### Records provided
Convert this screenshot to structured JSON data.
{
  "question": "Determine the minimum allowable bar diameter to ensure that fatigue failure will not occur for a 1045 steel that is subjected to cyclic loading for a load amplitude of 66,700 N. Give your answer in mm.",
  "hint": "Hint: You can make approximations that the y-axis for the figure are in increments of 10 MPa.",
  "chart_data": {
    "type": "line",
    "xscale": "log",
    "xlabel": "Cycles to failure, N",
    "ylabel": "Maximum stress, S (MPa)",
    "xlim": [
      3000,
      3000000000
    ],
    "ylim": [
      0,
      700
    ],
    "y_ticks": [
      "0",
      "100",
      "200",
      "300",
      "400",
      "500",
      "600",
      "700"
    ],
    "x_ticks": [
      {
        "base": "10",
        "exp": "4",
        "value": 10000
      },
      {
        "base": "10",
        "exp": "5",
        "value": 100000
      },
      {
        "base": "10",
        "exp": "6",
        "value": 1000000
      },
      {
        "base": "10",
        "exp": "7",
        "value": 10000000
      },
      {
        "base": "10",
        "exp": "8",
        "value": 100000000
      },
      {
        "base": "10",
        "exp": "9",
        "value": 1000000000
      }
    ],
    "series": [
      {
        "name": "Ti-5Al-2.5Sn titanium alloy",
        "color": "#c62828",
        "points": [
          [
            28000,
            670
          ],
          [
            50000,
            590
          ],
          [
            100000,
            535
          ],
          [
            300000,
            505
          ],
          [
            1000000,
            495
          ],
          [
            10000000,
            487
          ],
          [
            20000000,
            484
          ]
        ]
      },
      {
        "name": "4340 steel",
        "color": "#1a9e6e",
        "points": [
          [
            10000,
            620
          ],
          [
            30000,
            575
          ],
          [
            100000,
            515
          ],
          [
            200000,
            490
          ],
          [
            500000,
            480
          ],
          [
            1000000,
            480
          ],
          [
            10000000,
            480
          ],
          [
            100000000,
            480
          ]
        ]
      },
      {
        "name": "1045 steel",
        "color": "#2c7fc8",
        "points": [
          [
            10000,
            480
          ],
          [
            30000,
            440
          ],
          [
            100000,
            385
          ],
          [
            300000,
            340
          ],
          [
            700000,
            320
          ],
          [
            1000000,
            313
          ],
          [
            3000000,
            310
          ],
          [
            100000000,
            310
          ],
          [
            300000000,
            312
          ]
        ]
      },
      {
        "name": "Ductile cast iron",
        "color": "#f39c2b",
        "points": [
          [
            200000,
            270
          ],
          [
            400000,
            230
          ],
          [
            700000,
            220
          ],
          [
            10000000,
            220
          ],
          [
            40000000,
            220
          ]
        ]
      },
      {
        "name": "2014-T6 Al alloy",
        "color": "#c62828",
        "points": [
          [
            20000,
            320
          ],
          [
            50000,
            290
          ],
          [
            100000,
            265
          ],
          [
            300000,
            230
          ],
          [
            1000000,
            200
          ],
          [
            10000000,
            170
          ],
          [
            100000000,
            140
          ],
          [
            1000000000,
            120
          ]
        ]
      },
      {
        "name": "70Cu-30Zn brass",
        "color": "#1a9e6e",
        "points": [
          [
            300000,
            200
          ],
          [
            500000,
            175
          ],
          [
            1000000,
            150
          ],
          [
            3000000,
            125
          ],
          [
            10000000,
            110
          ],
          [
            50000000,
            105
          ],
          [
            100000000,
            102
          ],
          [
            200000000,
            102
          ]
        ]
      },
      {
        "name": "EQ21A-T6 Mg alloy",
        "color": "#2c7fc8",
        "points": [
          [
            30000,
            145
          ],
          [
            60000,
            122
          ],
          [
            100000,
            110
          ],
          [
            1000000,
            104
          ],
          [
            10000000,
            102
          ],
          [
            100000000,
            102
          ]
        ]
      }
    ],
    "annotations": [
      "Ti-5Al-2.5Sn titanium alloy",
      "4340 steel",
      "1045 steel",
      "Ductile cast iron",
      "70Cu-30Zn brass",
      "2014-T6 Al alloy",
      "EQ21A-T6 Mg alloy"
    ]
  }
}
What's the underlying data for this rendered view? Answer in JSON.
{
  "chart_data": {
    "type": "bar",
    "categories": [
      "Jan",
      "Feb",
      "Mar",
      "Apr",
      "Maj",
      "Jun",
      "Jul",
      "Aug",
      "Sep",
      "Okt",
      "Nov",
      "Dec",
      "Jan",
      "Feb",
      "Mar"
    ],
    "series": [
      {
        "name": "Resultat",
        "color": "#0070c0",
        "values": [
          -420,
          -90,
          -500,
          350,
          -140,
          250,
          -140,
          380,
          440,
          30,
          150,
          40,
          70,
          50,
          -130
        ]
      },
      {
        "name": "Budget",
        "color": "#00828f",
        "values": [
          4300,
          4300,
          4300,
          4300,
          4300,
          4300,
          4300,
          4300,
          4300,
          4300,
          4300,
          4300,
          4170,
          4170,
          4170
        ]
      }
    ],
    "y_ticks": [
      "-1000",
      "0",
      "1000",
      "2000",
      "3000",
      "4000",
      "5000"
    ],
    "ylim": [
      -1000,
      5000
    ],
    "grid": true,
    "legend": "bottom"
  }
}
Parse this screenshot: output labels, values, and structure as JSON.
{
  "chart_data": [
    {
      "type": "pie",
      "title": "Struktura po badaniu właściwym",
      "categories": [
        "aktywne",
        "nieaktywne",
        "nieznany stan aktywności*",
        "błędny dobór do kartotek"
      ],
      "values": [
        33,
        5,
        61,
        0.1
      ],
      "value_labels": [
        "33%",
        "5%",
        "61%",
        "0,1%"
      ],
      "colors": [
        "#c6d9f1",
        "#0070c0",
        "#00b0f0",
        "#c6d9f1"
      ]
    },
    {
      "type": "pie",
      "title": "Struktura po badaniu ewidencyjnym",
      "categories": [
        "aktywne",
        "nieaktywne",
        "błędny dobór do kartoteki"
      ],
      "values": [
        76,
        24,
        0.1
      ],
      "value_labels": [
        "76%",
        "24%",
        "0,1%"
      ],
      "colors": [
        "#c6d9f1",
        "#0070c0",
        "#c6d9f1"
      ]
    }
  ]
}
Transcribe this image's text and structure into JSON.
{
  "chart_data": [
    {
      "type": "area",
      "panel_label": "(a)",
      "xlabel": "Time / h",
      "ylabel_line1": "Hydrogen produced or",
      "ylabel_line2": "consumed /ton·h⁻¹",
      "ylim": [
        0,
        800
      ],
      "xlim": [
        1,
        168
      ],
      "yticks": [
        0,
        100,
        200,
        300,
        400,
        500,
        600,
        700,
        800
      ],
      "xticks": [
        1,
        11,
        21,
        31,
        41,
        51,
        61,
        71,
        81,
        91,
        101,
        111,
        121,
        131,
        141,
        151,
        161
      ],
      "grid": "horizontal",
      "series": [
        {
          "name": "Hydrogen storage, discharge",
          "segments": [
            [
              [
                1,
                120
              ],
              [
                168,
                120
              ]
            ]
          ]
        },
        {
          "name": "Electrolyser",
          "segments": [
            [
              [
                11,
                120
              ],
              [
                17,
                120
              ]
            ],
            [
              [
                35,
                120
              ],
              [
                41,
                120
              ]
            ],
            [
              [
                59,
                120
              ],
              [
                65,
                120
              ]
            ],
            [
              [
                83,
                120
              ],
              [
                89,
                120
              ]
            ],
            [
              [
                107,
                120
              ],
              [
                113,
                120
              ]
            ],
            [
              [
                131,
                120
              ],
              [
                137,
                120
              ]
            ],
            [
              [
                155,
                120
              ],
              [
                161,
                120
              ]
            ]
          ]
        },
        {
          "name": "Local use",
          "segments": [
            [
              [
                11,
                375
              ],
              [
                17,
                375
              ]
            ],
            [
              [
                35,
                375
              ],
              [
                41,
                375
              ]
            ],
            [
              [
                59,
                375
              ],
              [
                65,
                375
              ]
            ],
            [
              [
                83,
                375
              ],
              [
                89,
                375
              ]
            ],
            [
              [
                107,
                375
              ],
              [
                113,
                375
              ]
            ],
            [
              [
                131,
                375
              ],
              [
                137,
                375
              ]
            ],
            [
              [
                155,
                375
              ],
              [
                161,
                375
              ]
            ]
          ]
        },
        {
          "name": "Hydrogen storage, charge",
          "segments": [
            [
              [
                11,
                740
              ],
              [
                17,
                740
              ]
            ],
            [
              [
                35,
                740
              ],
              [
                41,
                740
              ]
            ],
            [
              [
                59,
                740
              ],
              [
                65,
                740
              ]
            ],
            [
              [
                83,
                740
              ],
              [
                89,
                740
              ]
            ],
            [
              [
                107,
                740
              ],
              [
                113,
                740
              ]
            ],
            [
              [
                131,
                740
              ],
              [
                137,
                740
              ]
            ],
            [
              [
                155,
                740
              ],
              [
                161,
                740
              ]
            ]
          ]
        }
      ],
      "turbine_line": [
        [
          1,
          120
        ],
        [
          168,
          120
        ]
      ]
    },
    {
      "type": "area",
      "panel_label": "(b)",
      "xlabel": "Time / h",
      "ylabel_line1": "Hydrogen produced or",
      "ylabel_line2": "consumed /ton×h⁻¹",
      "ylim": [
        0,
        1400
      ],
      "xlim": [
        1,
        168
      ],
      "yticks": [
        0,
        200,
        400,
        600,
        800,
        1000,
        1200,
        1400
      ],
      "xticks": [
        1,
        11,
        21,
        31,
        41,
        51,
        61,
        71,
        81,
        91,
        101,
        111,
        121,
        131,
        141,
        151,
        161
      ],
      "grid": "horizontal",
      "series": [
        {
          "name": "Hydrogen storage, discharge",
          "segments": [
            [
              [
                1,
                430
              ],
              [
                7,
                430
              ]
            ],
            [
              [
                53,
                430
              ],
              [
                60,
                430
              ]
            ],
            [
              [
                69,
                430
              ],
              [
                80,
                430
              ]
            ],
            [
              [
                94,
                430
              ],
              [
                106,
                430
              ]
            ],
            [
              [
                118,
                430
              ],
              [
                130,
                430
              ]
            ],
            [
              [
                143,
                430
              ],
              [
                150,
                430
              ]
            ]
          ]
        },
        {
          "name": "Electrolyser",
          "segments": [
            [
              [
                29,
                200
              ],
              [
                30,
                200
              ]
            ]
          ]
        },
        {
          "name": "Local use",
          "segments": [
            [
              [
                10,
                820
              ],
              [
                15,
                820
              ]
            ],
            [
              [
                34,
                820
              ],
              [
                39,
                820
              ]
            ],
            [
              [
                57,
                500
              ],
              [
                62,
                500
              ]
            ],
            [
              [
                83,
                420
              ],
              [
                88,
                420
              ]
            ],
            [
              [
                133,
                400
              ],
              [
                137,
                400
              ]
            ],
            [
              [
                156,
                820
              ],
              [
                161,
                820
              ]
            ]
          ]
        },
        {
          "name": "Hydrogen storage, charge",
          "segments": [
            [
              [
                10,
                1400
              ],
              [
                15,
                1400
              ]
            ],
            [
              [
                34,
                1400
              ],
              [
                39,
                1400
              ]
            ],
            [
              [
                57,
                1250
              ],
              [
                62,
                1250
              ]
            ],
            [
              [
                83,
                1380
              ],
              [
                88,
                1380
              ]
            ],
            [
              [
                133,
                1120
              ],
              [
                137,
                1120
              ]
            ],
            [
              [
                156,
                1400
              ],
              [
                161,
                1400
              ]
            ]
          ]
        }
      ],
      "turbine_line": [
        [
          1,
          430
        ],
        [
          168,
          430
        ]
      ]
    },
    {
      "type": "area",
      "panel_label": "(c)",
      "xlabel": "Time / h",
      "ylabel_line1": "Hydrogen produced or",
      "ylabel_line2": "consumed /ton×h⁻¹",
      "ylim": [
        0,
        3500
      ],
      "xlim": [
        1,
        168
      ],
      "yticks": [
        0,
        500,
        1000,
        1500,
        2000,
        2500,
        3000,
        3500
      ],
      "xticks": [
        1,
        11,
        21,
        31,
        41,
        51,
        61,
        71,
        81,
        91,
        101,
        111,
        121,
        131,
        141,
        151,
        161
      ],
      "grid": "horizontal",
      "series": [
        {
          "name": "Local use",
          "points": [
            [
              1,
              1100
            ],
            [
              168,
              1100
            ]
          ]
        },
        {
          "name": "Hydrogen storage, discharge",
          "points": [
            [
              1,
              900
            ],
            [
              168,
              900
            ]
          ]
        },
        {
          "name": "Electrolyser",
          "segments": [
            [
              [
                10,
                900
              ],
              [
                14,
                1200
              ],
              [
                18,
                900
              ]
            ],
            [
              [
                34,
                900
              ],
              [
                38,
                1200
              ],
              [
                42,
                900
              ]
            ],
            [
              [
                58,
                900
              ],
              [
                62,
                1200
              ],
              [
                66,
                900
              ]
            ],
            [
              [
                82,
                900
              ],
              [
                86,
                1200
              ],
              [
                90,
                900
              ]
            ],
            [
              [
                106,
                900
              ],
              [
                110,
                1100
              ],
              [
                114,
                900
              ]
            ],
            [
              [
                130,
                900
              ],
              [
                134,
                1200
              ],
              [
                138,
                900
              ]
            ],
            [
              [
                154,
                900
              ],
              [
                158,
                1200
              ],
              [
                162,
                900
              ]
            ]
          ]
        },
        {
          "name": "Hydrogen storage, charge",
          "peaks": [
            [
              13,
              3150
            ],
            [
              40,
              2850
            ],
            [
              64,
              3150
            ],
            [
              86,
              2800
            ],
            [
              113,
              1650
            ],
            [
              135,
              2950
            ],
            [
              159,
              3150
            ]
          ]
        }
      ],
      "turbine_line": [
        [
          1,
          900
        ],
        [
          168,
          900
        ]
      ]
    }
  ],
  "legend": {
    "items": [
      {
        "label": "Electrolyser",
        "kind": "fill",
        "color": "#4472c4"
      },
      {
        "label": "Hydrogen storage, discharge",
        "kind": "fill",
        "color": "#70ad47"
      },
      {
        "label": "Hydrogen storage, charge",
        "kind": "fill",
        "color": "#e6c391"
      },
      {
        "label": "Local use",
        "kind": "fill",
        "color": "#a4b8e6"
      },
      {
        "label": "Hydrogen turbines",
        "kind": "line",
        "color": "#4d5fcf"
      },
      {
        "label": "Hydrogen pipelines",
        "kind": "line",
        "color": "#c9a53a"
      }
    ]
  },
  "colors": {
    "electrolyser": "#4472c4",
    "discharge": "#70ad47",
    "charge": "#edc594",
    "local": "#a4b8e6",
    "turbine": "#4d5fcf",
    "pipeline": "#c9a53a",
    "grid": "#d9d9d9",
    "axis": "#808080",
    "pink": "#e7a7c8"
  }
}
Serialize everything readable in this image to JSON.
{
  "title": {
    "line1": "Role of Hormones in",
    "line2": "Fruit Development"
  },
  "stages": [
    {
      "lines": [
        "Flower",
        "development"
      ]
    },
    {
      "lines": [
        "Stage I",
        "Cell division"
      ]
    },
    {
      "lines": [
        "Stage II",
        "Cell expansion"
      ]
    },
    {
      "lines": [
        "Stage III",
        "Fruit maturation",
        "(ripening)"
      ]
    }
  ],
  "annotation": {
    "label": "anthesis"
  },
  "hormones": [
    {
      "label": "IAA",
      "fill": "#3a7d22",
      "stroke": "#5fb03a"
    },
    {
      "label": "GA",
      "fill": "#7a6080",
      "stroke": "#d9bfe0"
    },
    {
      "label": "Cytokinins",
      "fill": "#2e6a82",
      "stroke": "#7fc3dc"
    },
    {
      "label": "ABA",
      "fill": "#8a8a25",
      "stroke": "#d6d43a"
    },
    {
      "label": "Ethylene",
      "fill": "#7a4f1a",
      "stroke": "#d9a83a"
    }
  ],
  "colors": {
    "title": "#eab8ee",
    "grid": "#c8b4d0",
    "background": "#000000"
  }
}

### Directive
Select and copy every line from the records that includes the word "alloy".

### Output
        "name": "Ti-5Al-2.5Sn titanium alloy",
        "name": "2014-T6 Al alloy",
        "name": "EQ21A-T6 Mg alloy",
      "Ti-5Al-2.5Sn titanium alloy",
      "2014-T6 Al alloy",
      "EQ21A-T6 Mg alloy"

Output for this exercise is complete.